**DATA IN THIS EXERCISE**.
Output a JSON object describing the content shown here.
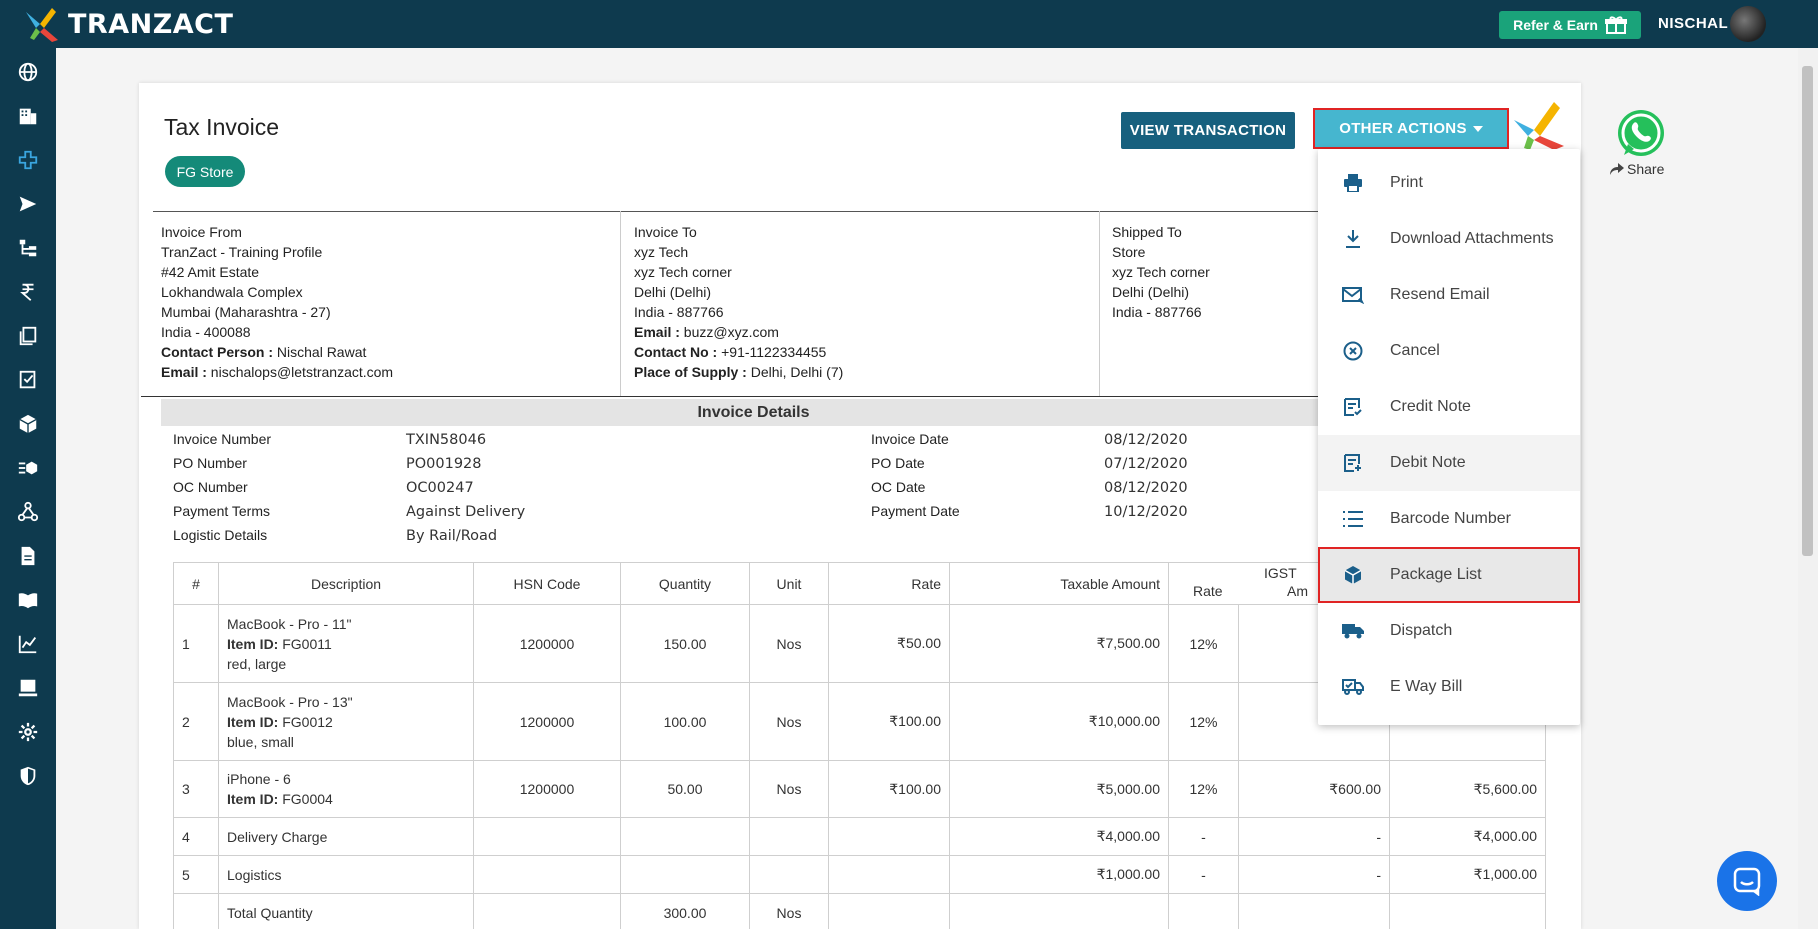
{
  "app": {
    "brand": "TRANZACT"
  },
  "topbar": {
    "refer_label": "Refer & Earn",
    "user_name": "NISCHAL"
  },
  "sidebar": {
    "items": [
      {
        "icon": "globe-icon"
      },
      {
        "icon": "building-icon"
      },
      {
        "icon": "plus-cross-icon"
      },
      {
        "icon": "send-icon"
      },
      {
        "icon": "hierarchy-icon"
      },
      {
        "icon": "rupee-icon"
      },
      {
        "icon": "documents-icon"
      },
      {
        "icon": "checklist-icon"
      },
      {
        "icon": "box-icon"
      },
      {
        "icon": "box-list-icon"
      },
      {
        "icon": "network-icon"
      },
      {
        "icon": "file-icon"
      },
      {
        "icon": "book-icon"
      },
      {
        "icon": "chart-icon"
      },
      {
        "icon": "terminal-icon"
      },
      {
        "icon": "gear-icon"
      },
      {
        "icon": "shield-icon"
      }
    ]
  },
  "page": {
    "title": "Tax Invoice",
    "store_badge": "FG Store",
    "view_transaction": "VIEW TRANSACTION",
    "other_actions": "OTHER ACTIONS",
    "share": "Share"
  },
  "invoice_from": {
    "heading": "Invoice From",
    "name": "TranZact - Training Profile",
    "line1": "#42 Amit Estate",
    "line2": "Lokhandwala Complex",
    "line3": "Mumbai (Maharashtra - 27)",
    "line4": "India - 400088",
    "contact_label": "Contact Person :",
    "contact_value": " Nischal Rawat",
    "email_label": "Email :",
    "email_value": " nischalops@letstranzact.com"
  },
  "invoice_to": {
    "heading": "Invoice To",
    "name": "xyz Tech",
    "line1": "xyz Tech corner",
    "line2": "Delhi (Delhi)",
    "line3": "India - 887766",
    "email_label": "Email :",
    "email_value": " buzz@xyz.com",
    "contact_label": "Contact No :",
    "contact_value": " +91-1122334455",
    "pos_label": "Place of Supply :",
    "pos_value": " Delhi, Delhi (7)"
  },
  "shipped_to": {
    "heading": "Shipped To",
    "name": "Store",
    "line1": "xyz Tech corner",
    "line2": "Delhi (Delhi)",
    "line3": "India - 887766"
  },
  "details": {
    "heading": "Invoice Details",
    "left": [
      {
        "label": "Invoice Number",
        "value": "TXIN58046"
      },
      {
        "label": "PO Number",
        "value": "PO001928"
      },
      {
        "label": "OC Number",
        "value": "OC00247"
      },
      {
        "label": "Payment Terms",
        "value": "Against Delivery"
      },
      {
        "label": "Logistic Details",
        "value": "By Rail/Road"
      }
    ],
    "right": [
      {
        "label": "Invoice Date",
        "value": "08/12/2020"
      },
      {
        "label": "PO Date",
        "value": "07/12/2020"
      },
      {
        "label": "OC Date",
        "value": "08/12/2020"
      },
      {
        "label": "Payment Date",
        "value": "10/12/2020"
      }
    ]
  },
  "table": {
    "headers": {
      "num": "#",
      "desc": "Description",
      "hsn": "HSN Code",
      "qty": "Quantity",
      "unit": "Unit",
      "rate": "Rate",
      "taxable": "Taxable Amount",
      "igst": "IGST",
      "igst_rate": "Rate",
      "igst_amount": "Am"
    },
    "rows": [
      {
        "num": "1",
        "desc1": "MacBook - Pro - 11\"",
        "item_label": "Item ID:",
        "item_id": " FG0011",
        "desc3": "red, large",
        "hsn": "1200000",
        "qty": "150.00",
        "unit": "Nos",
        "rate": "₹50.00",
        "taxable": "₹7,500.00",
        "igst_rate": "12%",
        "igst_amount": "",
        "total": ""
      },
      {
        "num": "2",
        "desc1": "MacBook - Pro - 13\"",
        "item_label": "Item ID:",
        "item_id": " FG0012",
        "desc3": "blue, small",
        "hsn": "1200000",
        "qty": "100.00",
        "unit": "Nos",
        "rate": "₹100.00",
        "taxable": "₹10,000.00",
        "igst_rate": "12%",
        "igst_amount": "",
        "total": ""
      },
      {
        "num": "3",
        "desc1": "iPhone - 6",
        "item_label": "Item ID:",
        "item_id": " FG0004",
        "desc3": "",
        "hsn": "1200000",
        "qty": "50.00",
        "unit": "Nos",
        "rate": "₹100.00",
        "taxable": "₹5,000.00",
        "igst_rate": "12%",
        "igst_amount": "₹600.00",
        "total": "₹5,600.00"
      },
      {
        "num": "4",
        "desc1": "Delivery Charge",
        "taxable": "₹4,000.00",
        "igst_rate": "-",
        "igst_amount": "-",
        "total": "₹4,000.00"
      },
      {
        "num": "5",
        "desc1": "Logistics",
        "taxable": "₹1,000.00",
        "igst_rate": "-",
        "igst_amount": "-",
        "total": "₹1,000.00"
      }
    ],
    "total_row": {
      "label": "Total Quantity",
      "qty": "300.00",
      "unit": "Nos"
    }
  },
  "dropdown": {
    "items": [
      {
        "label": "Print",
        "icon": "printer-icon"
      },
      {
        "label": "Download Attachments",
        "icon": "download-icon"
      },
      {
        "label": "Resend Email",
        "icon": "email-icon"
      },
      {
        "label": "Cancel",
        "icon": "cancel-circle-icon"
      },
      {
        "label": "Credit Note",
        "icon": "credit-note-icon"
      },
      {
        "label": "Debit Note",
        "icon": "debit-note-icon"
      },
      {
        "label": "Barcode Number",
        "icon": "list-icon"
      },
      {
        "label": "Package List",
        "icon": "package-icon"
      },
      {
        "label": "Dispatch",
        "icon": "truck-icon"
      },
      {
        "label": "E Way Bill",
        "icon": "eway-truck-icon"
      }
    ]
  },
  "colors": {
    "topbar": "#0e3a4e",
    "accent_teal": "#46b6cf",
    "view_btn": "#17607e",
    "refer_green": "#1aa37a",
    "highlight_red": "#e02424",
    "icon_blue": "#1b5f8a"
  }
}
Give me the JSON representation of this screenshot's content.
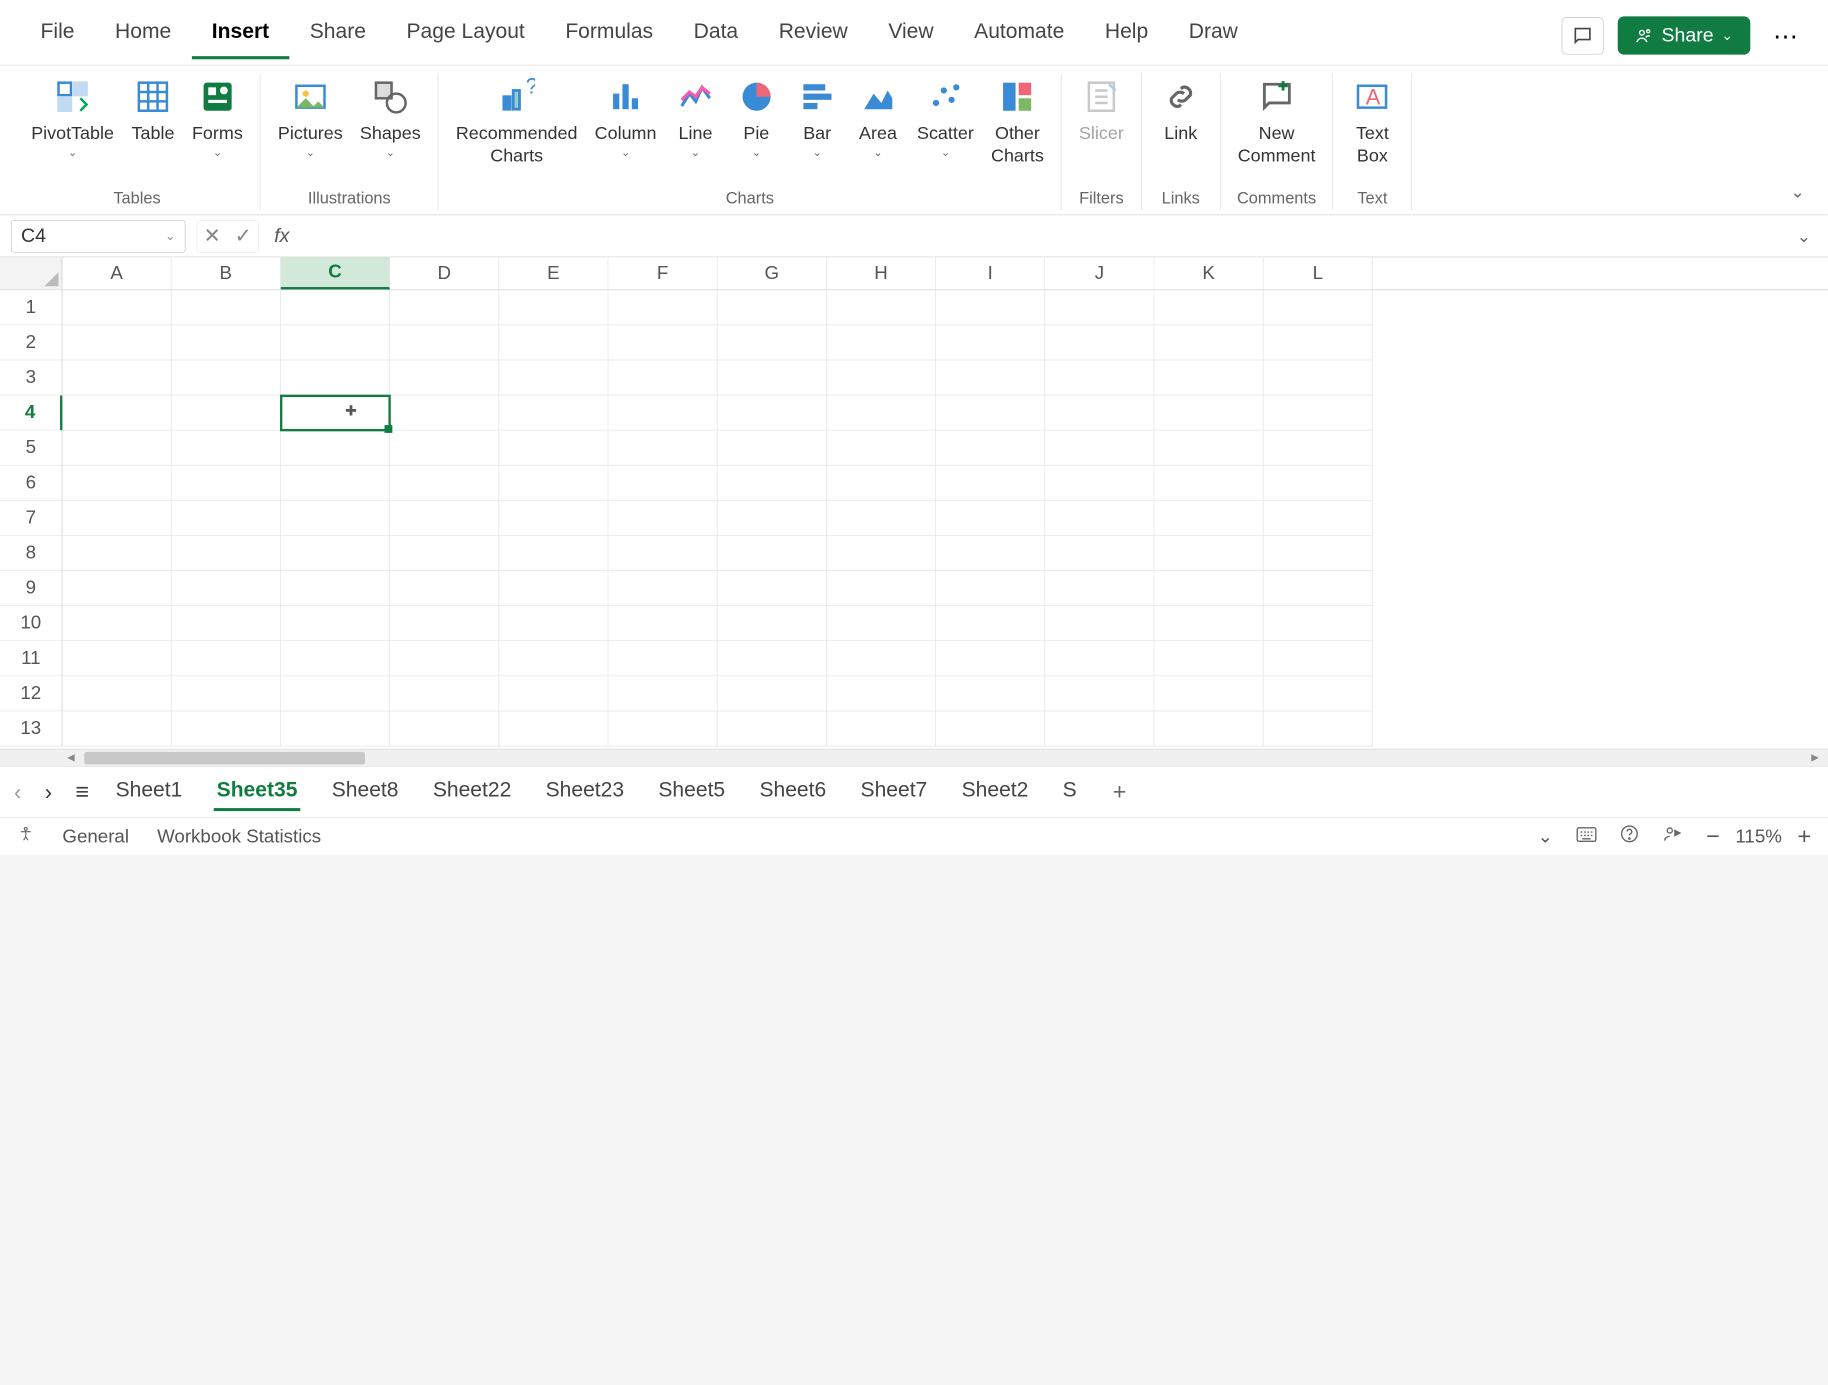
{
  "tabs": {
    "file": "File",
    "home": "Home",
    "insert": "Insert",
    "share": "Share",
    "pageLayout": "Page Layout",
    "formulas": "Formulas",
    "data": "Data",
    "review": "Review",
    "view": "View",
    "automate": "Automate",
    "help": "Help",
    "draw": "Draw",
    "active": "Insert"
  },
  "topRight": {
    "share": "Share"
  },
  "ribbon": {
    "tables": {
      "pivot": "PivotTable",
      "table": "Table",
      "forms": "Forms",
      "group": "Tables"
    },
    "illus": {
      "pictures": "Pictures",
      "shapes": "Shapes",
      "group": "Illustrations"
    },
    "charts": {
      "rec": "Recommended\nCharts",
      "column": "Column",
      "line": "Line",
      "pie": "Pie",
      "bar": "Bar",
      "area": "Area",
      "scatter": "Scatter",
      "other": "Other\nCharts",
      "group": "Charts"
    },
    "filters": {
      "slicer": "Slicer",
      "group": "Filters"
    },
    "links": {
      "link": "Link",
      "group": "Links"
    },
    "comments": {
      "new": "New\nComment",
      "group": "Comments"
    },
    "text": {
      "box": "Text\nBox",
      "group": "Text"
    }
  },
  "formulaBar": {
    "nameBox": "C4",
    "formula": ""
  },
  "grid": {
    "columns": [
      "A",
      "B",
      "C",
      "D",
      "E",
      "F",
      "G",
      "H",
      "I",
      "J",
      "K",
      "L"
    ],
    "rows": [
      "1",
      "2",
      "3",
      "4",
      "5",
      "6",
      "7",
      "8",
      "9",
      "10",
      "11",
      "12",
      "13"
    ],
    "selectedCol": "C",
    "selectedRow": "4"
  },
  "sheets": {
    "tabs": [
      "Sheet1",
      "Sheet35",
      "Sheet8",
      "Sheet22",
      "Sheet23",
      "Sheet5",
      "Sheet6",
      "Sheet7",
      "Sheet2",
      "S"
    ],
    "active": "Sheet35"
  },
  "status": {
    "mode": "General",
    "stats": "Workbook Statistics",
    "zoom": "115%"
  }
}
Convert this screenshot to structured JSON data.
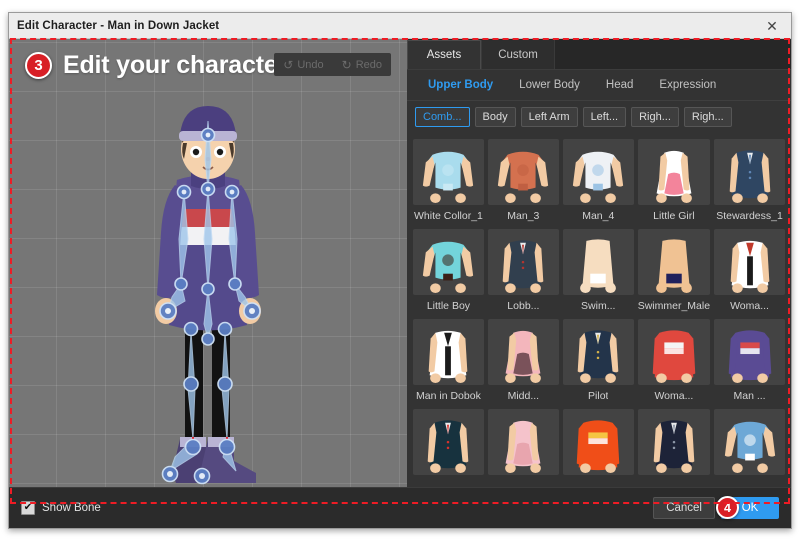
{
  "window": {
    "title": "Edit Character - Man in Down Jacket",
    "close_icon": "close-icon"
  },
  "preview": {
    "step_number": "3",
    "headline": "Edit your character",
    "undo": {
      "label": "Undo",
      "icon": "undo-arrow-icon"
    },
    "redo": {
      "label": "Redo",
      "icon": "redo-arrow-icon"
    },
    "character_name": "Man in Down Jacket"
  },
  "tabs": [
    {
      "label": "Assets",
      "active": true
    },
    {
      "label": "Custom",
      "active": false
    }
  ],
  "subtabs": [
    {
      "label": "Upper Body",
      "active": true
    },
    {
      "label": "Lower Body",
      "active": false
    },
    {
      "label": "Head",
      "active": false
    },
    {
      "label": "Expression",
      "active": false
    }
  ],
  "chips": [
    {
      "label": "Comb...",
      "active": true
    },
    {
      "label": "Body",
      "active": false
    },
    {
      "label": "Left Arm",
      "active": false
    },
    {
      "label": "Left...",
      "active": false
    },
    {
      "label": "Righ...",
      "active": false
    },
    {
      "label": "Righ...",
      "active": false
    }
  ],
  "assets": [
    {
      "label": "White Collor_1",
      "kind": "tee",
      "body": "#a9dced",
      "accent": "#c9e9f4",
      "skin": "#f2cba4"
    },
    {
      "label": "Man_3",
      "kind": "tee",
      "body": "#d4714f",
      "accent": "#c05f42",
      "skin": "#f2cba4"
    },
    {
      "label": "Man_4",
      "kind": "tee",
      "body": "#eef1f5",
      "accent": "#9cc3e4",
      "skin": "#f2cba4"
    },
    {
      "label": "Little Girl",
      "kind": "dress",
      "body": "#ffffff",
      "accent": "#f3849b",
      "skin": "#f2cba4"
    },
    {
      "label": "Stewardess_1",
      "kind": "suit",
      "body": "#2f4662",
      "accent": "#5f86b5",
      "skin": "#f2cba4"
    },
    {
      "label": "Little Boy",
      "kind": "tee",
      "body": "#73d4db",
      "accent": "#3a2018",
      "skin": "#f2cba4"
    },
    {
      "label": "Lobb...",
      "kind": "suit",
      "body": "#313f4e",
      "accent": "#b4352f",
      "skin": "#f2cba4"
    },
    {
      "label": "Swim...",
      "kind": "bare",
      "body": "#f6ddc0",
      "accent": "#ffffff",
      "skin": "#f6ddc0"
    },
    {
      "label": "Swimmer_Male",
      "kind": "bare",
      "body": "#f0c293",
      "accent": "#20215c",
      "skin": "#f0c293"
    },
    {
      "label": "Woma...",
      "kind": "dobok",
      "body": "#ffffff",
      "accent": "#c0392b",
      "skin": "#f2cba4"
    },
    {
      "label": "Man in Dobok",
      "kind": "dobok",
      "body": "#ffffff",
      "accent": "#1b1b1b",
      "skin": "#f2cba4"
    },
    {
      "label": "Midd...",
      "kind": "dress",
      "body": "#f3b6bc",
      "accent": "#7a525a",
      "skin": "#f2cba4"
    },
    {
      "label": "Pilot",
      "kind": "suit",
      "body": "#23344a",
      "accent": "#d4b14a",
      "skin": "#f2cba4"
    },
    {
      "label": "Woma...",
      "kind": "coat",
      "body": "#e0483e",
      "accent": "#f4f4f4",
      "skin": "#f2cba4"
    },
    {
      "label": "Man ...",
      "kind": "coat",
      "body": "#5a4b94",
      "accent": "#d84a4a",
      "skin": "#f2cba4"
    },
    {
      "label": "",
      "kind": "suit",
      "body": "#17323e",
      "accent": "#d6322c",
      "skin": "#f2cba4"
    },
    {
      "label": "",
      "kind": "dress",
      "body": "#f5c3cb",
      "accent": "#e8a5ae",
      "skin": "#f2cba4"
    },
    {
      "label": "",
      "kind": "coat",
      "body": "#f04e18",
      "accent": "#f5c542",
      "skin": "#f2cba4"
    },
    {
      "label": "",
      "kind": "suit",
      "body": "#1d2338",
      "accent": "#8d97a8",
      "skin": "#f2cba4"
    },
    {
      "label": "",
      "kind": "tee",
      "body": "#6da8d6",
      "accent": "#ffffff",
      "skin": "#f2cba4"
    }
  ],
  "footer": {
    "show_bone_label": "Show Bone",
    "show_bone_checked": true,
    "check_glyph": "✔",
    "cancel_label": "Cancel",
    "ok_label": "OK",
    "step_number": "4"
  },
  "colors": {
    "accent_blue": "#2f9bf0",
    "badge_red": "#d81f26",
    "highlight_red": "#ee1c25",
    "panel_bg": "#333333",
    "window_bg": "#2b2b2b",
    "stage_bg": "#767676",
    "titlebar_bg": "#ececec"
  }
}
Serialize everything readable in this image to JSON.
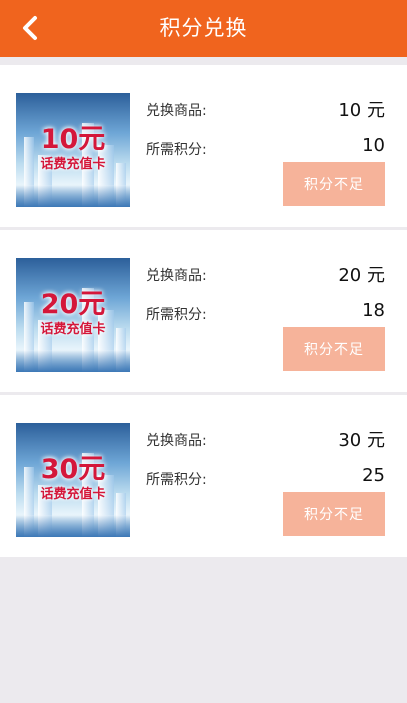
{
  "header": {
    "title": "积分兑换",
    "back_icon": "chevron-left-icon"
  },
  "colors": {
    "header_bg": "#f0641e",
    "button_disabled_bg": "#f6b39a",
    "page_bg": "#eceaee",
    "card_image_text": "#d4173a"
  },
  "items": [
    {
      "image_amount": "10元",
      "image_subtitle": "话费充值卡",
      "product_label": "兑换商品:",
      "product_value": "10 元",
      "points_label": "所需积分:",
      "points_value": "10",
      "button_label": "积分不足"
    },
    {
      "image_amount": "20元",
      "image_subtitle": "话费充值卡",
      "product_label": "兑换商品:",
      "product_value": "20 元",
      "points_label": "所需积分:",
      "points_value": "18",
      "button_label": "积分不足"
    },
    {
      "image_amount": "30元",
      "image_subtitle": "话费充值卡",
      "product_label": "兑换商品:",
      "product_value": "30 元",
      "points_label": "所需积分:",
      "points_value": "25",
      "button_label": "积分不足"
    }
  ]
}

**YOUR OBJECTIVE**. Go through the lines above. Select every one that has the string "group".

**TASK OUTPUT**.
      "group": "Tables"
      "group": "Illustrations"
      "group": "Charts"
      "group": "Filters"
      "group": "Links"
      "group": "Comments"
      "group": "Text"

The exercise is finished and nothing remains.